▶ _AUFGABE A_:
Beantworten Sie die folgenden Fragen zum Text über den Bildungsurlaub, und kennzeichnen Sie Ihre Antworten ebenfalls mit (i), (ii) und (iii).
(i) Welches ILO-Übereinkommen wird im Text angeführt?
(ii) Mit welchen Artikeln des Grundgesetzes wird die Vereinbarkeit der Gesetze geprüft?
(iii) Welcher Weiterbildung soll der Bildungsurlaub dienen?
▶ _AUFGABE B_: Geben Sie den Abschnitt des Textes über den Bildungsurlaub von „(siehe: ILO-Übereinkommen Nr.“ bis einschließlich „auf Bildungsurlaub (HessBUG))“ wortgetreu wieder.

▶ _LESETEXT_:
━━━━━━━━━━━━━━━━━━━━━━━━━━━━━━

Bildungsurlaub

(siehe: ILO-Übereinkommen Nr. 140, Denkschrift, BT-Drucks. 7/4766, S. 11 f.; Bericht des Ausschusses für Arbeit und Sozialordnung, BT-Drucks. 7/5355, S. 3).

 

Zur Verfassungsmäßigkeit der Gesetze über bezahlten Bildungsurlaub / Vereinbarkeit mit GG Art 12 und Art 3.

Fraglich ist, ob die Verpflichtung der Arbeitgeber, ihre Arbeitnehmer auf Antrag für Zwecke der Weiterbildung unter Fortzahlung des Arbeitsentgelts von der Arbeitspflicht freizustellen

(bzw. ob das nordrhein-westfälische Arbeitnehmerweiterbildungsgesetz (AWbG) und das Hessischen Gesetz über den Anspruch auf Bildungsurlaub (HessBUG))

mit dem Grundgesetz vereinbar ist.

Der Bildungsurlaub soll der politischen und beruflichen Weiterbildung dienen.

━━━━━━━━━━━━━━━━━━━━━━━━━━━━━━

▶ _ERFASSTE DATEN_:

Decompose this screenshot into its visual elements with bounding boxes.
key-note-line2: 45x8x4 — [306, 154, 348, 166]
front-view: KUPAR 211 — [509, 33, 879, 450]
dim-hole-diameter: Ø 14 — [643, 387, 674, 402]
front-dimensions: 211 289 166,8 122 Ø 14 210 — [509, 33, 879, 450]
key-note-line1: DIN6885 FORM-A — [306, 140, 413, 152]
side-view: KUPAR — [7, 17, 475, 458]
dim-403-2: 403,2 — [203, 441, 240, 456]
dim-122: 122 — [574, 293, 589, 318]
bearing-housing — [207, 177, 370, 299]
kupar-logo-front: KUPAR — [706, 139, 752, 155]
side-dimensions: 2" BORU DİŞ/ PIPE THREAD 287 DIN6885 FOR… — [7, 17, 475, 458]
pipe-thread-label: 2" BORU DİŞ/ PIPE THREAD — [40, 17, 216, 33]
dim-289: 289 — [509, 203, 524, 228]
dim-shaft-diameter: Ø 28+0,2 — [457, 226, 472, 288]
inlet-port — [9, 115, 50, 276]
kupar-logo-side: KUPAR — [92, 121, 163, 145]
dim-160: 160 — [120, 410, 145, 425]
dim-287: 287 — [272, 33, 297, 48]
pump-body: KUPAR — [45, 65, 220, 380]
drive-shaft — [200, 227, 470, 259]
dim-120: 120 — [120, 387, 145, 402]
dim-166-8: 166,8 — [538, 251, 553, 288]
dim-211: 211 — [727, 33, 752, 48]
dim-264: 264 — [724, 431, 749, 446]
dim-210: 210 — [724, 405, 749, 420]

━━━━━━━━━━━━━━━━━━━━━━━━━━━━━━

▶ _ANTWORT A_:
(i) Das ILO-Übereinkommen Nr. 140.
(ii) Mit Art 12 und Art 3 GG.
(iii) Der politischen und beruflichen Weiterbildung.

▶ _ANTWORT B_:
(siehe: ILO-Übereinkommen Nr. 140, Denkschrift, BT-Drucks. 7/4766, S. 11 f.; Bericht des Ausschusses für Arbeit und Sozialordnung, BT-Drucks. 7/5355, S. 3).

 

Zur Verfassungsmäßigkeit der Gesetze über bezahlten Bildungsurlaub / Vereinbarkeit mit GG Art 12 und Art 3.

Fraglich ist, ob die Verpflichtung der Arbeitgeber, ihre Arbeitnehmer auf Antrag für Zwecke der Weiterbildung unter Fortzahlung des Arbeitsentgelts von der Arbeitspflicht freizustellen

(bzw. ob das nordrhein-westfälische Arbeitnehmerweiterbildungsgesetz (AWbG) und das Hessischen Gesetz über den Anspruch auf Bildungsurlaub (HessBUG))